> _EXERCISE INSTRUCTIONS_
Print the entries in full, word for word, but not the pictures.

> _DATA LISTING_
.....

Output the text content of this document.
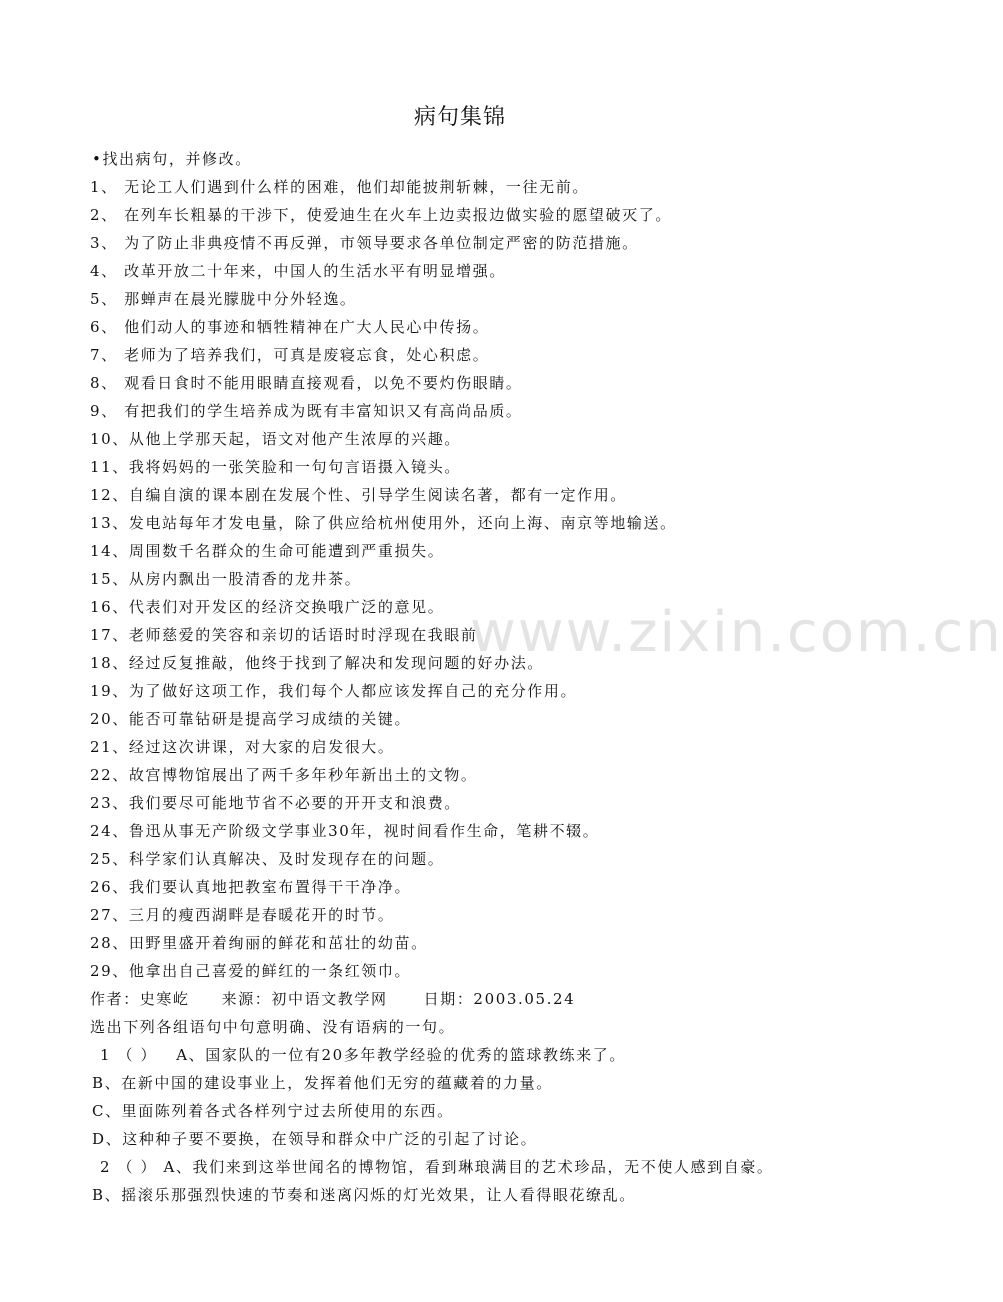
病句集锦
•找出病句，并修改。
1、 无论工人们遇到什么样的困难，他们却能披荆斩棘，一往无前。
2、 在列车长粗暴的干涉下，使爱迪生在火车上边卖报边做实验的愿望破灭了。
3、 为了防止非典疫情不再反弹，市领导要求各单位制定严密的防范措施。
4、 改革开放二十年来，中国人的生活水平有明显增强。
5、 那蝉声在晨光朦胧中分外轻逸。
6、 他们动人的事迹和牺牲精神在广大人民心中传扬。
7、 老师为了培养我们，可真是废寝忘食，处心积虑。
8、 观看日食时不能用眼睛直接观看，以免不要灼伤眼睛。
9、 有把我们的学生培养成为既有丰富知识又有高尚品质。
10、从他上学那天起，语文对他产生浓厚的兴趣。
11、我将妈妈的一张笑脸和一句句言语摄入镜头。
12、自编自演的课本剧在发展个性、引导学生阅读名著，都有一定作用。
13、发电站每年才发电量，除了供应给杭州使用外，还向上海、南京等地输送。
14、周围数千名群众的生命可能遭到严重损失。
15、从房内飘出一股清香的龙井茶。
16、代表们对开发区的经济交换哦广泛的意见。
17、老师慈爱的笑容和亲切的话语时时浮现在我眼前。
18、经过反复推敲，他终于找到了解决和发现问题的好办法。
19、为了做好这项工作，我们每个人都应该发挥自己的充分作用。
20、能否可靠钻研是提高学习成绩的关键。
21、经过这次讲课，对大家的启发很大。
22、故宫博物馆展出了两千多年秒年新出土的文物。
23、我们要尽可能地节省不必要的开开支和浪费。
24、鲁迅从事无产阶级文学事业30年，视时间看作生命，笔耕不辍。
25、科学家们认真解决、及时发现存在的问题。
26、我们要认真地把教室布置得干干净净。
27、三月的瘦西湖畔是春暖花开的时节。
28、田野里盛开着绚丽的鲜花和茁壮的幼苗。
29、他拿出自己喜爱的鲜红的一条红领巾。
作者：史寒屹 来源：初中语文教学网 日期：2003.05.24
选出下列各组语句中句意明确、没有语病的一句。
1 （ ） A、国家队的一位有20多年教学经验的优秀的篮球教练来了。
B、在新中国的建设事业上，发挥着他们无穷的蕴藏着的力量。
C、里面陈列着各式各样列宁过去所使用的东西。
D、这种种子要不要换，在领导和群众中广泛的引起了讨论。
2 （ ） A、我们来到这举世闻名的博物馆，看到琳琅满目的艺术珍品，无不使人感到自豪。
B、摇滚乐那强烈快速的节奏和迷离闪烁的灯光效果，让人看得眼花缭乱。
www.zixin.com.cn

.....

> _THE RESPONSE_
Output the text content of this document.
病句集锦
•找出病句，并修改。
1、 无论工人们遇到什么样的困难，他们却能披荆斩棘，一往无前。
2、 在列车长粗暴的干涉下，使爱迪生在火车上边卖报边做实验的愿望破灭了。
3、 为了防止非典疫情不再反弹，市领导要求各单位制定严密的防范措施。
4、 改革开放二十年来，中国人的生活水平有明显增强。
5、 那蝉声在晨光朦胧中分外轻逸。
6、 他们动人的事迹和牺牲精神在广大人民心中传扬。
7、 老师为了培养我们，可真是废寝忘食，处心积虑。
8、 观看日食时不能用眼睛直接观看，以免不要灼伤眼睛。
9、 有把我们的学生培养成为既有丰富知识又有高尚品质。
10、从他上学那天起，语文对他产生浓厚的兴趣。
11、我将妈妈的一张笑脸和一句句言语摄入镜头。
12、自编自演的课本剧在发展个性、引导学生阅读名著，都有一定作用。
13、发电站每年才发电量，除了供应给杭州使用外，还向上海、南京等地输送。
14、周围数千名群众的生命可能遭到严重损失。
15、从房内飘出一股清香的龙井茶。
16、代表们对开发区的经济交换哦广泛的意见。
17、老师慈爱的笑容和亲切的话语时时浮现在我眼前。
18、经过反复推敲，他终于找到了解决和发现问题的好办法。
19、为了做好这项工作，我们每个人都应该发挥自己的充分作用。
20、能否可靠钻研是提高学习成绩的关键。
21、经过这次讲课，对大家的启发很大。
22、故宫博物馆展出了两千多年秒年新出土的文物。
23、我们要尽可能地节省不必要的开开支和浪费。
24、鲁迅从事无产阶级文学事业30年，视时间看作生命，笔耕不辍。
25、科学家们认真解决、及时发现存在的问题。
26、我们要认真地把教室布置得干干净净。
27、三月的瘦西湖畔是春暖花开的时节。
28、田野里盛开着绚丽的鲜花和茁壮的幼苗。
29、他拿出自己喜爱的鲜红的一条红领巾。
作者：史寒屹 来源：初中语文教学网 日期：2003.05.24
选出下列各组语句中句意明确、没有语病的一句。
1 （ ） A、国家队的一位有20多年教学经验的优秀的篮球教练来了。
B、在新中国的建设事业上，发挥着他们无穷的蕴藏着的力量。
C、里面陈列着各式各样列宁过去所使用的东西。
D、这种种子要不要换，在领导和群众中广泛的引起了讨论。
2 （ ） A、我们来到这举世闻名的博物馆，看到琳琅满目的艺术珍品，无不使人感到自豪。
B、摇滚乐那强烈快速的节奏和迷离闪烁的灯光效果，让人看得眼花缭乱。
www.zixin.com.cn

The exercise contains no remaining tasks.